Task description: Return the lines where the word "frac" occurs.

Source records
-----

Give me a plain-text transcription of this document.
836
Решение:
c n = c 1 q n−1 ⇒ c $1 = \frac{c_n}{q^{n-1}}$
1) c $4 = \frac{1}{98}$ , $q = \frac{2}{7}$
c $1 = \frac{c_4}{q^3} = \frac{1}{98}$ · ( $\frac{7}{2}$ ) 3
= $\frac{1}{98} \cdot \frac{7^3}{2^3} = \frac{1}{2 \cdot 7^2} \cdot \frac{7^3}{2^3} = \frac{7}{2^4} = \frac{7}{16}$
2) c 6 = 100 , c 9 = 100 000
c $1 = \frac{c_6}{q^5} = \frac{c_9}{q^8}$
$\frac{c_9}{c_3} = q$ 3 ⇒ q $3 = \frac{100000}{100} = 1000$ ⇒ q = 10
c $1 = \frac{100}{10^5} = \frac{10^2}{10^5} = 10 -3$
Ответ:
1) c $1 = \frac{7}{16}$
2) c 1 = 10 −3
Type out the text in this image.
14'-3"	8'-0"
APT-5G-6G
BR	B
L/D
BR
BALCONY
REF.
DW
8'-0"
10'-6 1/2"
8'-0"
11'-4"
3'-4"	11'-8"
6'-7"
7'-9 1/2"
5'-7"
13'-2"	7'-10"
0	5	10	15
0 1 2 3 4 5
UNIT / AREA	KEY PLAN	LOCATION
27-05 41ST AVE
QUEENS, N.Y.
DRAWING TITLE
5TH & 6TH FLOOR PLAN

-----

In response:
c n = c 1 q n−1 ⇒ c $1 = \frac{c_n}{q^{n-1}}$
1) c $4 = \frac{1}{98}$ , $q = \frac{2}{7}$
c $1 = \frac{c_4}{q^3} = \frac{1}{98}$ · ( $\frac{7}{2}$ ) 3
= $\frac{1}{98} \cdot \frac{7^3}{2^3} = \frac{1}{2 \cdot 7^2} \cdot \frac{7^3}{2^3} = \frac{7}{2^4} = \frac{7}{16}$
c $1 = \frac{c_6}{q^5} = \frac{c_9}{q^8}$
$\frac{c_9}{c_3} = q$ 3 ⇒ q $3 = \frac{100000}{100} = 1000$ ⇒ q = 10
c $1 = \frac{100}{10^5} = \frac{10^2}{10^5} = 10 -3$
1) c $1 = \frac{7}{16}$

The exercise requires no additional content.